* **Task 1**
Summarize the training-loop code in two sentences.

* **Passage**
● ● ●
Train model for 5000 epoch, but stop training if the loss hasn't improved for 150 epochs

In [39]:
print(" Train |  Val ")
patience = 150
for epoch in range(5000):
    train_loss, test_loss = run_epoch(model, optimiser, train_dataloader, test_dataloader)  # Run one epoch and get train and validation loss
    
    train_losses.append(train_loss)                                                    # Store train and validation loss
    test_losses.append(test_loss)
    
    if np.min(test_losses) == test_loss:                                                 # If it is the best model on the validation set, save it
        torch.save(model.state_dict(), "best_model")                                   # This is how you save models in pytorch
        epochs_without_improvement = 0

    elif epochs_without_improvement < patience:                                        # If the model hasn't improved this epoch store that
        epochs_without_improvement += 1
    else:                                                                              # If the model hasn't improved in 'patience' epochs stop the training.
        break

    if train_loss > 1.5*np.min(train_losses):                                          # EGNNs are quite unstable, this reverts the model to a previous state if an epoch blows up
        model.load_state_dict(torch.load("previous_weights", map_location=torch.device(device)))
        optimiser.load_state_dict(torch.load("previous_optim", map_location=torch.device(device)))
    if train_loss == np.min(train_losses):
        torch.save(model.state_dict(), "previous_weights")        
        torch.save(optimiser.state_dict(), "previous_optim")  


    print("{:6.2f} | {:6.2f}".format(train_loss, train_loss))

 Train |  Val 


KeyboardInterrupt:
● ● ●
* **Listing**
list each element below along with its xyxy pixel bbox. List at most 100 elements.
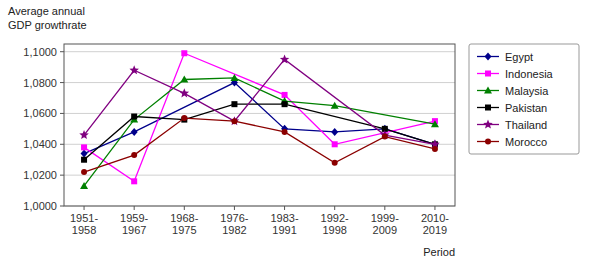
background [0,0,597,269]
x-tick-label: 1959-1967 [120,212,148,236]
x-tick-label: 1951-1958 [70,212,98,236]
series-line [84,78,435,186]
data-point [331,102,339,109]
text-line: 1983- [270,212,298,224]
legend-marker [485,53,492,61]
legend-label: Thailand [505,119,547,131]
data-point [181,115,187,121]
legend-marker [485,105,491,111]
series-line [84,83,435,154]
text-line: 2010- [421,212,449,224]
text-line: 1991 [272,224,296,236]
data-point [131,152,137,158]
series-line [84,118,435,172]
y-tick [60,51,64,52]
data-point [331,128,338,136]
series-line [84,53,435,181]
text-line: 1992- [321,212,349,224]
y-tick-label: 1,0000 [23,200,57,212]
legend-label: Pakistan [505,102,547,114]
data-point [81,150,88,158]
legend-box [469,44,579,154]
text-line: Average annual [8,5,85,17]
series-line [84,59,435,144]
text-line: 1998 [322,224,346,236]
data-point [332,160,338,166]
y-tick [60,144,64,145]
grid [64,52,455,206]
chart: 1,0000 1,0200 1,0400 1,0600 1,0800 1,1000 1951… [0,0,597,269]
legend-marker [485,71,491,77]
data-point [81,144,87,150]
data-point [280,54,290,63]
grid-line [64,82,455,83]
y-tick-label: 1,1000 [23,46,57,58]
y-axis-label: Average annual GDP growthrate [8,5,87,31]
grid-line [64,51,455,52]
data-point [131,128,138,136]
text-line: 1982 [222,224,246,236]
data-point [129,65,139,74]
data-point [231,118,237,124]
grid-line [64,113,455,114]
data-point [81,169,87,175]
text-line: 2019 [423,224,447,236]
series-line [84,104,435,160]
plot-frame [64,44,455,206]
data-point [332,141,338,147]
data-point [80,182,88,189]
legend-marker [485,139,491,145]
data-point [231,101,237,107]
legend-label: Egypt [505,51,533,63]
data-point [181,50,187,56]
legend-marker [484,87,492,94]
x-tick [234,206,235,210]
data-point [282,129,288,135]
text-line: 1967 [122,224,146,236]
x-tick-label: 2010-2019 [421,212,449,236]
y-tick [60,82,64,83]
legend-marker [483,120,493,129]
y-tick-label: 1,0800 [23,77,57,89]
text-line: 2009 [373,224,397,236]
text-line: 1951- [70,212,98,224]
data-point [180,75,188,82]
x-tick [84,206,85,210]
legend: Egypt Indonesia Malaysia Pakistan Thailand Mo… [469,44,579,154]
grid-line [64,175,455,176]
x-tick-label: 1968-1975 [170,212,198,236]
data-point [431,120,439,127]
x-tick-label: 1999-2009 [371,212,399,236]
x-tick [284,206,285,210]
y-tick-label: 1,0400 [23,138,57,150]
legend-label: Indonesia [505,68,554,80]
x-tick [384,206,385,210]
x-axis-label: Period [423,246,455,258]
axes: 1,0000 1,0200 1,0400 1,0600 1,0800 1,1000 1951… [23,44,455,236]
data-point [131,114,137,120]
legend-label: Morocco [505,136,547,148]
y-tick-label: 1,0200 [23,169,57,181]
data-point [230,74,238,81]
data-point [282,92,288,98]
x-tick-label: 1992-1998 [321,212,349,236]
y-tick [60,113,64,114]
y-tick-label: 1,0600 [23,107,57,119]
y-tick [60,175,64,176]
data-point [282,101,288,107]
text-line: GDP growthrate [8,19,87,31]
data-point [432,146,438,152]
legend-label: Malaysia [505,85,549,97]
data-point [131,178,137,184]
data-point [382,134,388,140]
x-tick [434,206,435,210]
data-point [180,88,190,97]
text-line: 1958 [72,224,96,236]
x-tick [134,206,135,210]
text-line: 1999- [371,212,399,224]
text-line: 1975 [172,224,196,236]
data-point [81,157,87,163]
x-tick-label: 1976-1982 [220,212,248,236]
data-point [79,130,89,139]
text-line: 1959- [120,212,148,224]
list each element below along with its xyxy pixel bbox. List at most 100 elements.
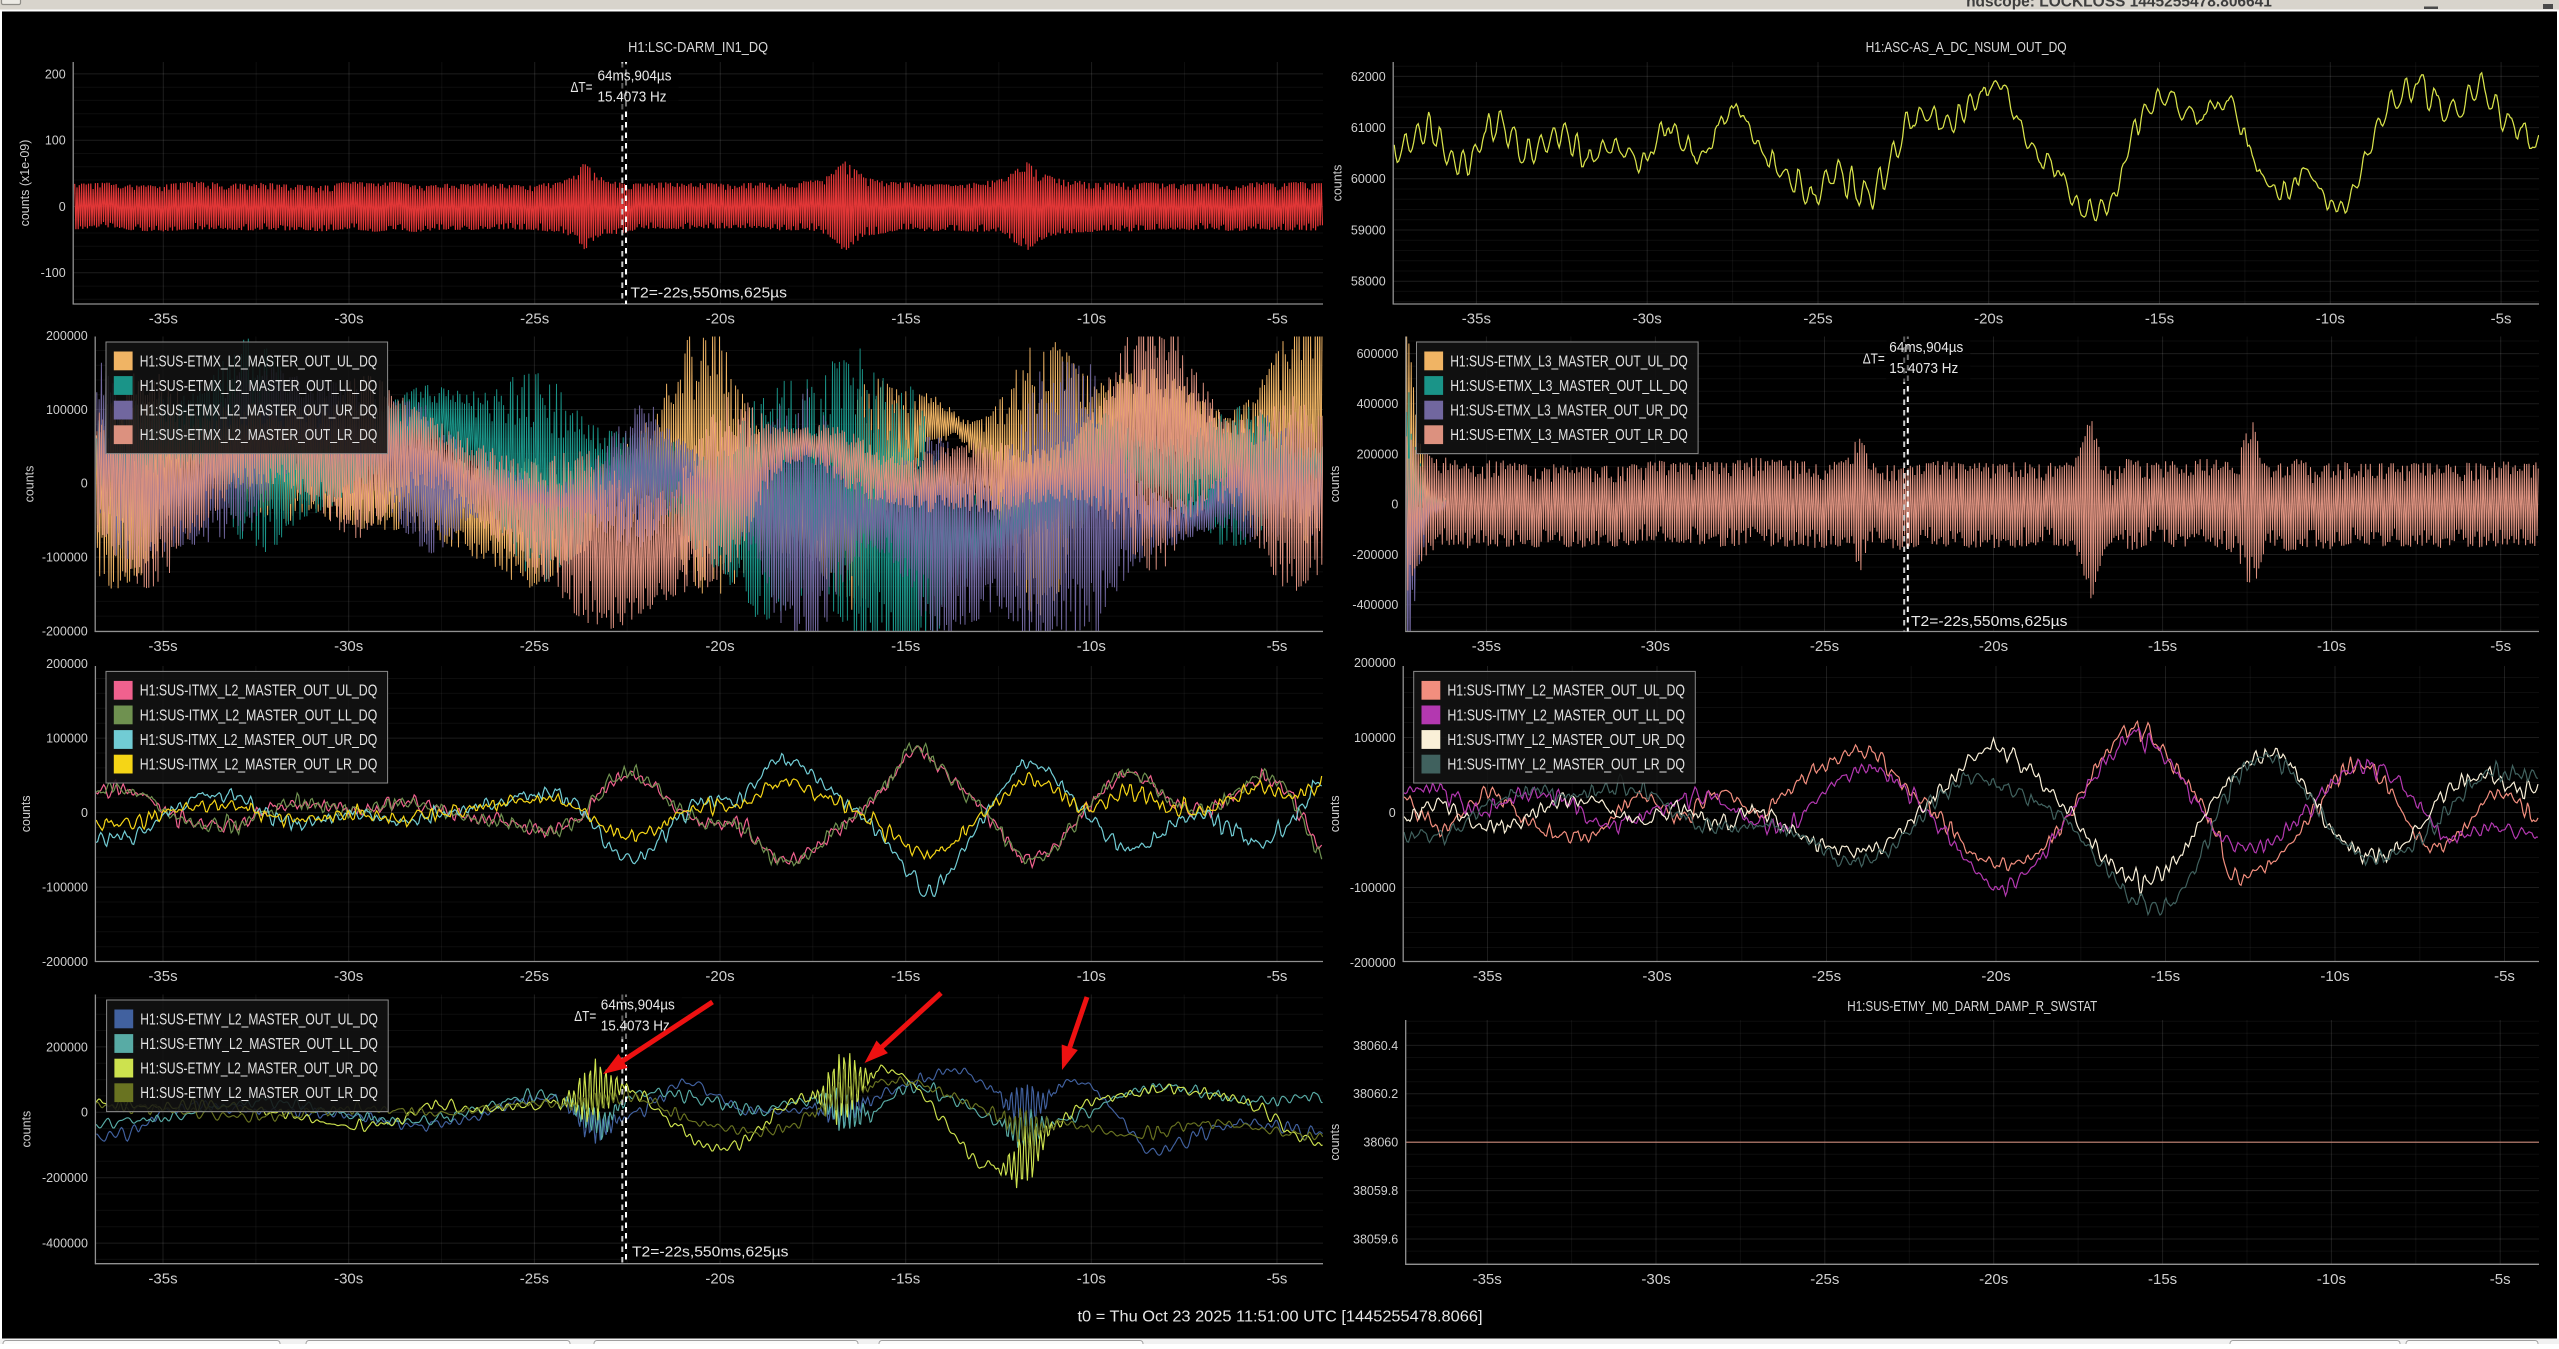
● ● ●
* **Task 2**
In the records, reproduce the lines from the line with "background [0,0,597,269]" up to and including the line with "y-tick-label: 1,1000 [23,46,57,58]".

* **Full response 1**
The code trains a model for up to 5000 epochs, stores the train and validation losses each epoch, and saves the model whenever it has the best validation loss. Training stops once the model hasn't improved for 150 epochs, and because EGNNs are unstable, the model and optimizer are reverted to previously saved states if the training loss exceeds 1.5 times its minimum.

* **Full response 2**
background [0,0,597,269]
x-tick-label: 1959-1967 [120,212,148,236]
x-tick-label: 1951-1958 [70,212,98,236]
series-line [84,78,435,186]
data-point [331,102,339,109]
text-line: 1983- [270,212,298,224]
legend-marker [485,53,492,61]
legend-label: Thailand [505,119,547,131]
data-point [181,115,187,121]
legend-marker [485,105,491,111]
series-line [84,83,435,154]
text-line: 2010- [421,212,449,224]
text-line: 1991 [272,224,296,236]
data-point [131,152,137,158]
series-line [84,118,435,172]
y-tick [60,51,64,52]
data-point [331,128,338,136]
series-line [84,53,435,181]
text-line: 1992- [321,212,349,224]
y-tick-label: 1,0000 [23,200,57,212]
legend-label: Pakistan [505,102,547,114]
data-point [81,150,88,158]
legend-box [469,44,579,154]
text-line: Average annual [8,5,85,17]
series-line [84,59,435,144]
text-line: 1998 [322,224,346,236]
data-point [332,160,338,166]
y-tick [60,144,64,145]
grid [64,52,455,206]
chart: 1,0000 1,0200 1,0400 1,0600 1,0800 1,1000 1951… [0,0,597,269]
legend-marker [485,71,491,77]
data-point [81,144,87,150]
data-point [280,54,290,63]
grid-line [64,82,455,83]
y-tick-label: 1,1000 [23,46,57,58]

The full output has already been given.